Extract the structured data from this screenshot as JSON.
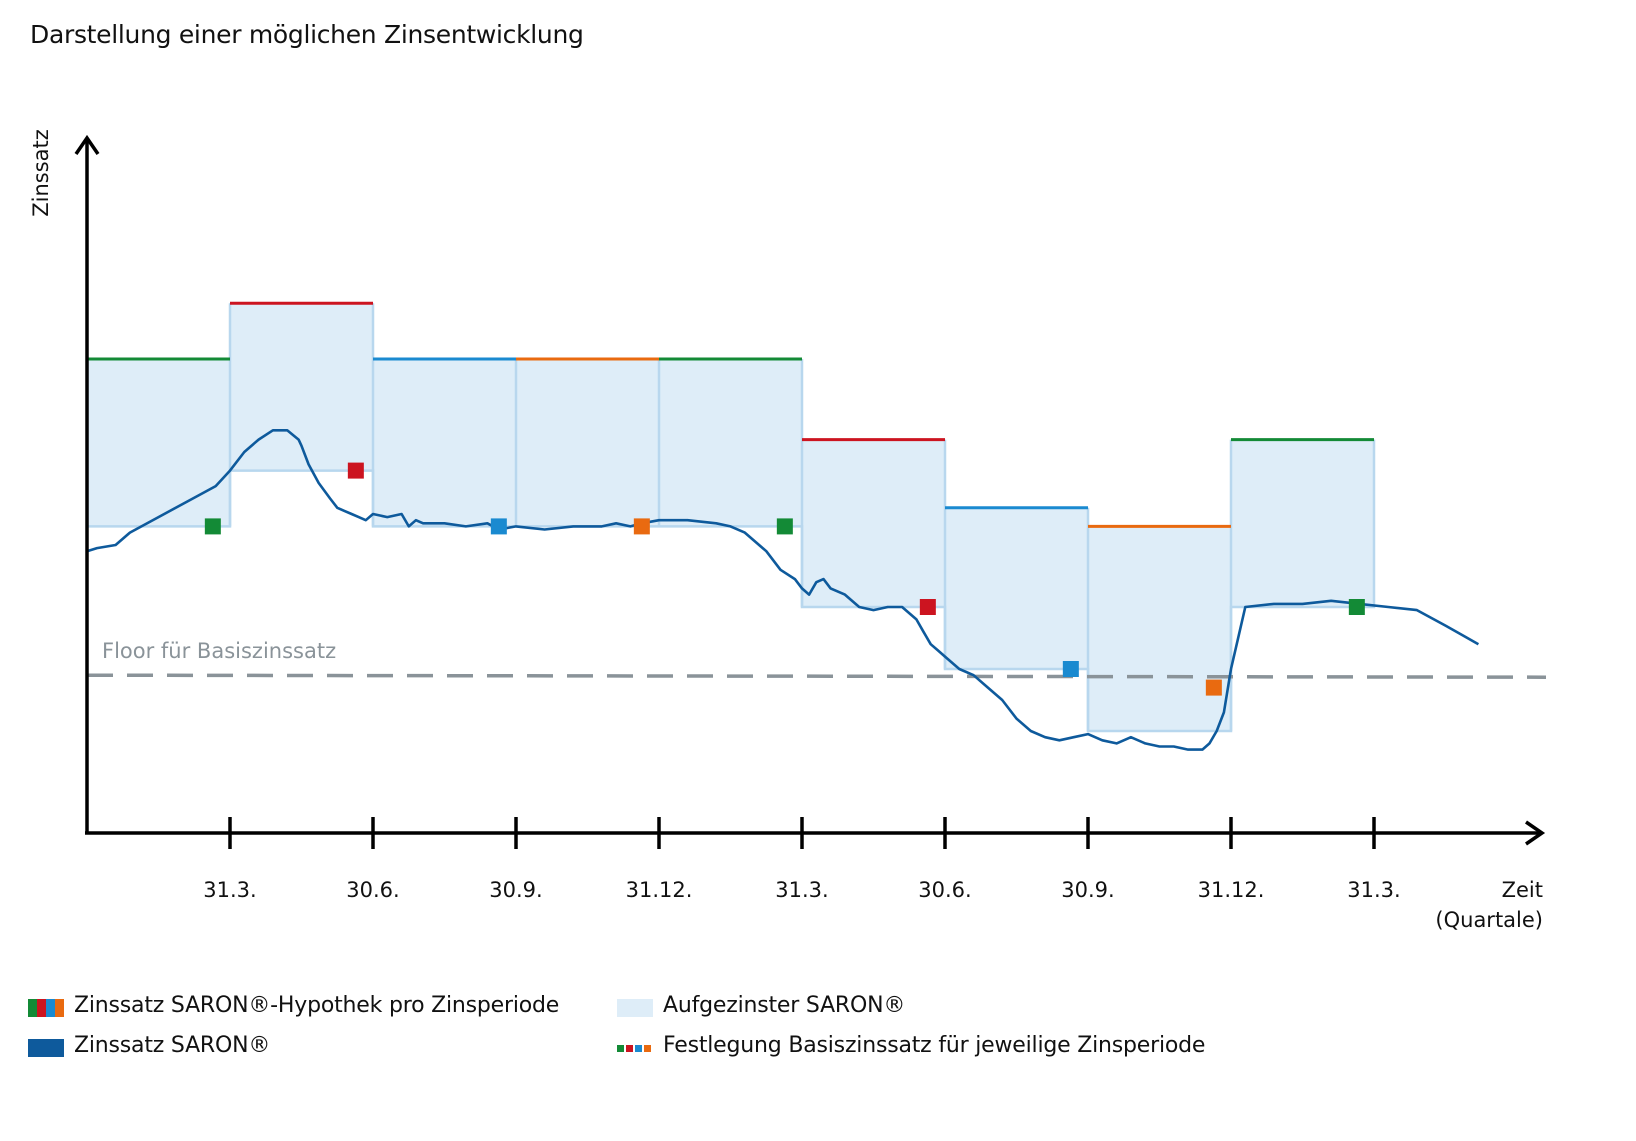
{
  "title": "Darstellung einer möglichen Zinsentwicklung",
  "colors": {
    "green": "#138a36",
    "red": "#cc1420",
    "blue": "#1a8ad0",
    "orange": "#e96a10",
    "saron": "#0e5a9c",
    "fill": "#deedf8",
    "fill_stroke": "#b8d7ee",
    "floor": "#8a9399",
    "axis": "#000000"
  },
  "chart_data": {
    "type": "line",
    "y_axis_label": "Zinssatz",
    "x_axis_label": [
      "Zeit",
      "(Quartale)"
    ],
    "x_ticks": [
      "31.3.",
      "30.6.",
      "30.9.",
      "31.12.",
      "31.3.",
      "30.6.",
      "30.9.",
      "31.12.",
      "31.3."
    ],
    "x_range": [
      0,
      10.2
    ],
    "y_range": [
      0,
      10
    ],
    "floor_label": "Floor für Basiszinssatz",
    "floor_value": 1.9,
    "period_rates": [
      {
        "start": 0,
        "end": 1,
        "rate": 7.0,
        "color": "green"
      },
      {
        "start": 1,
        "end": 2,
        "rate": 7.9,
        "color": "red"
      },
      {
        "start": 2,
        "end": 3,
        "rate": 7.0,
        "color": "blue"
      },
      {
        "start": 3,
        "end": 4,
        "rate": 7.0,
        "color": "orange"
      },
      {
        "start": 4,
        "end": 5,
        "rate": 7.0,
        "color": "green"
      },
      {
        "start": 5,
        "end": 6,
        "rate": 5.7,
        "color": "red"
      },
      {
        "start": 6,
        "end": 7,
        "rate": 4.6,
        "color": "blue"
      },
      {
        "start": 7,
        "end": 8,
        "rate": 4.3,
        "color": "orange"
      },
      {
        "start": 8,
        "end": 9,
        "rate": 5.7,
        "color": "green"
      }
    ],
    "compounded_saron": [
      {
        "start": 0,
        "end": 1,
        "rate": 4.3
      },
      {
        "start": 1,
        "end": 2,
        "rate": 5.2
      },
      {
        "start": 2,
        "end": 3,
        "rate": 4.3
      },
      {
        "start": 3,
        "end": 4,
        "rate": 4.3
      },
      {
        "start": 4,
        "end": 5,
        "rate": 4.3
      },
      {
        "start": 5,
        "end": 6,
        "rate": 3.0
      },
      {
        "start": 6,
        "end": 7,
        "rate": 2.0
      },
      {
        "start": 7,
        "end": 8,
        "rate": 1.0
      },
      {
        "start": 8,
        "end": 9,
        "rate": 3.0
      }
    ],
    "base_rate_fixings": [
      {
        "x": 0.88,
        "y": 4.3,
        "color": "green"
      },
      {
        "x": 1.88,
        "y": 5.2,
        "color": "red"
      },
      {
        "x": 2.88,
        "y": 4.3,
        "color": "blue"
      },
      {
        "x": 3.88,
        "y": 4.3,
        "color": "orange"
      },
      {
        "x": 4.88,
        "y": 4.3,
        "color": "green"
      },
      {
        "x": 5.88,
        "y": 3.0,
        "color": "red"
      },
      {
        "x": 6.88,
        "y": 2.0,
        "color": "blue"
      },
      {
        "x": 7.88,
        "y": 1.7,
        "color": "orange"
      },
      {
        "x": 8.88,
        "y": 3.0,
        "color": "green"
      }
    ],
    "saron_series": {
      "name": "Zinssatz SARON®",
      "x": [
        0,
        0.07,
        0.2,
        0.3,
        0.5,
        0.7,
        0.9,
        1.0,
        1.1,
        1.2,
        1.3,
        1.4,
        1.48,
        1.5,
        1.55,
        1.62,
        1.7,
        1.75,
        1.8,
        1.85,
        1.9,
        1.95,
        2.0,
        2.1,
        2.2,
        2.25,
        2.3,
        2.35,
        2.5,
        2.65,
        2.8,
        2.88,
        3.0,
        3.2,
        3.4,
        3.6,
        3.7,
        3.8,
        3.88,
        4.0,
        4.2,
        4.4,
        4.5,
        4.6,
        4.75,
        4.85,
        4.95,
        5.0,
        5.05,
        5.1,
        5.15,
        5.2,
        5.3,
        5.4,
        5.5,
        5.6,
        5.7,
        5.8,
        5.85,
        5.9,
        5.95,
        6.0,
        6.1,
        6.2,
        6.3,
        6.4,
        6.5,
        6.6,
        6.7,
        6.8,
        6.9,
        7.0,
        7.1,
        7.2,
        7.3,
        7.4,
        7.5,
        7.6,
        7.7,
        7.8,
        7.85,
        7.9,
        7.95,
        8.0,
        8.1,
        8.3,
        8.5,
        8.7,
        8.9,
        9.1,
        9.3,
        9.5,
        9.73
      ],
      "y": [
        3.9,
        3.95,
        4.0,
        4.2,
        4.45,
        4.7,
        4.95,
        5.2,
        5.5,
        5.7,
        5.85,
        5.85,
        5.7,
        5.6,
        5.3,
        5.0,
        4.75,
        4.6,
        4.55,
        4.5,
        4.45,
        4.4,
        4.5,
        4.45,
        4.5,
        4.3,
        4.4,
        4.35,
        4.35,
        4.3,
        4.35,
        4.25,
        4.3,
        4.25,
        4.3,
        4.3,
        4.35,
        4.3,
        4.35,
        4.4,
        4.4,
        4.35,
        4.3,
        4.2,
        3.9,
        3.6,
        3.45,
        3.3,
        3.2,
        3.4,
        3.45,
        3.3,
        3.2,
        3.0,
        2.95,
        3.0,
        3.0,
        2.8,
        2.6,
        2.4,
        2.3,
        2.2,
        2.0,
        1.9,
        1.7,
        1.5,
        1.2,
        1.0,
        0.9,
        0.85,
        0.9,
        0.95,
        0.85,
        0.8,
        0.9,
        0.8,
        0.75,
        0.75,
        0.7,
        0.7,
        0.8,
        1.0,
        1.3,
        2.0,
        3.0,
        3.05,
        3.05,
        3.1,
        3.05,
        3.0,
        2.95,
        2.7,
        2.4
      ]
    }
  },
  "legend": {
    "period_rate": "Zinssatz SARON®-Hypothek pro Zinsperiode",
    "saron": "Zinssatz SARON®",
    "compounded": "Aufgezinster SARON®",
    "fixing": "Festlegung Basiszinssatz für jeweilige Zinsperiode"
  }
}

****************************************

• [The task]: Return the listing above unchanged, apart from dropping its pictures.

• [Exercise solution]:
Extract the structured data from this screenshot as JSON.
{
  "title": "Darstellung einer möglichen Zinsentwicklung",
  "colors": {
    "green": "#138a36",
    "red": "#cc1420",
    "blue": "#1a8ad0",
    "orange": "#e96a10",
    "saron": "#0e5a9c",
    "fill": "#deedf8",
    "fill_stroke": "#b8d7ee",
    "floor": "#8a9399",
    "axis": "#000000"
  },
  "chart_data": {
    "type": "line",
    "y_axis_label": "Zinssatz",
    "x_axis_label": [
      "Zeit",
      "(Quartale)"
    ],
    "x_ticks": [
      "31.3.",
      "30.6.",
      "30.9.",
      "31.12.",
      "31.3.",
      "30.6.",
      "30.9.",
      "31.12.",
      "31.3."
    ],
    "x_range": [
      0,
      10.2
    ],
    "y_range": [
      0,
      10
    ],
    "floor_label": "Floor für Basiszinssatz",
    "floor_value": 1.9,
    "period_rates": [
      {
        "start": 0,
        "end": 1,
        "rate": 7.0,
        "color": "green"
      },
      {
        "start": 1,
        "end": 2,
        "rate": 7.9,
        "color": "red"
      },
      {
        "start": 2,
        "end": 3,
        "rate": 7.0,
        "color": "blue"
      },
      {
        "start": 3,
        "end": 4,
        "rate": 7.0,
        "color": "orange"
      },
      {
        "start": 4,
        "end": 5,
        "rate": 7.0,
        "color": "green"
      },
      {
        "start": 5,
        "end": 6,
        "rate": 5.7,
        "color": "red"
      },
      {
        "start": 6,
        "end": 7,
        "rate": 4.6,
        "color": "blue"
      },
      {
        "start": 7,
        "end": 8,
        "rate": 4.3,
        "color": "orange"
      },
      {
        "start": 8,
        "end": 9,
        "rate": 5.7,
        "color": "green"
      }
    ],
    "compounded_saron": [
      {
        "start": 0,
        "end": 1,
        "rate": 4.3
      },
      {
        "start": 1,
        "end": 2,
        "rate": 5.2
      },
      {
        "start": 2,
        "end": 3,
        "rate": 4.3
      },
      {
        "start": 3,
        "end": 4,
        "rate": 4.3
      },
      {
        "start": 4,
        "end": 5,
        "rate": 4.3
      },
      {
        "start": 5,
        "end": 6,
        "rate": 3.0
      },
      {
        "start": 6,
        "end": 7,
        "rate": 2.0
      },
      {
        "start": 7,
        "end": 8,
        "rate": 1.0
      },
      {
        "start": 8,
        "end": 9,
        "rate": 3.0
      }
    ],
    "base_rate_fixings": [
      {
        "x": 0.88,
        "y": 4.3,
        "color": "green"
      },
      {
        "x": 1.88,
        "y": 5.2,
        "color": "red"
      },
      {
        "x": 2.88,
        "y": 4.3,
        "color": "blue"
      },
      {
        "x": 3.88,
        "y": 4.3,
        "color": "orange"
      },
      {
        "x": 4.88,
        "y": 4.3,
        "color": "green"
      },
      {
        "x": 5.88,
        "y": 3.0,
        "color": "red"
      },
      {
        "x": 6.88,
        "y": 2.0,
        "color": "blue"
      },
      {
        "x": 7.88,
        "y": 1.7,
        "color": "orange"
      },
      {
        "x": 8.88,
        "y": 3.0,
        "color": "green"
      }
    ],
    "saron_series": {
      "name": "Zinssatz SARON®",
      "x": [
        0,
        0.07,
        0.2,
        0.3,
        0.5,
        0.7,
        0.9,
        1.0,
        1.1,
        1.2,
        1.3,
        1.4,
        1.48,
        1.5,
        1.55,
        1.62,
        1.7,
        1.75,
        1.8,
        1.85,
        1.9,
        1.95,
        2.0,
        2.1,
        2.2,
        2.25,
        2.3,
        2.35,
        2.5,
        2.65,
        2.8,
        2.88,
        3.0,
        3.2,
        3.4,
        3.6,
        3.7,
        3.8,
        3.88,
        4.0,
        4.2,
        4.4,
        4.5,
        4.6,
        4.75,
        4.85,
        4.95,
        5.0,
        5.05,
        5.1,
        5.15,
        5.2,
        5.3,
        5.4,
        5.5,
        5.6,
        5.7,
        5.8,
        5.85,
        5.9,
        5.95,
        6.0,
        6.1,
        6.2,
        6.3,
        6.4,
        6.5,
        6.6,
        6.7,
        6.8,
        6.9,
        7.0,
        7.1,
        7.2,
        7.3,
        7.4,
        7.5,
        7.6,
        7.7,
        7.8,
        7.85,
        7.9,
        7.95,
        8.0,
        8.1,
        8.3,
        8.5,
        8.7,
        8.9,
        9.1,
        9.3,
        9.5,
        9.73
      ],
      "y": [
        3.9,
        3.95,
        4.0,
        4.2,
        4.45,
        4.7,
        4.95,
        5.2,
        5.5,
        5.7,
        5.85,
        5.85,
        5.7,
        5.6,
        5.3,
        5.0,
        4.75,
        4.6,
        4.55,
        4.5,
        4.45,
        4.4,
        4.5,
        4.45,
        4.5,
        4.3,
        4.4,
        4.35,
        4.35,
        4.3,
        4.35,
        4.25,
        4.3,
        4.25,
        4.3,
        4.3,
        4.35,
        4.3,
        4.35,
        4.4,
        4.4,
        4.35,
        4.3,
        4.2,
        3.9,
        3.6,
        3.45,
        3.3,
        3.2,
        3.4,
        3.45,
        3.3,
        3.2,
        3.0,
        2.95,
        3.0,
        3.0,
        2.8,
        2.6,
        2.4,
        2.3,
        2.2,
        2.0,
        1.9,
        1.7,
        1.5,
        1.2,
        1.0,
        0.9,
        0.85,
        0.9,
        0.95,
        0.85,
        0.8,
        0.9,
        0.8,
        0.75,
        0.75,
        0.7,
        0.7,
        0.8,
        1.0,
        1.3,
        2.0,
        3.0,
        3.05,
        3.05,
        3.1,
        3.05,
        3.0,
        2.95,
        2.7,
        2.4
      ]
    }
  },
  "legend": {
    "period_rate": "Zinssatz SARON®-Hypothek pro Zinsperiode",
    "saron": "Zinssatz SARON®",
    "compounded": "Aufgezinster SARON®",
    "fixing": "Festlegung Basiszinssatz für jeweilige Zinsperiode"
  }
}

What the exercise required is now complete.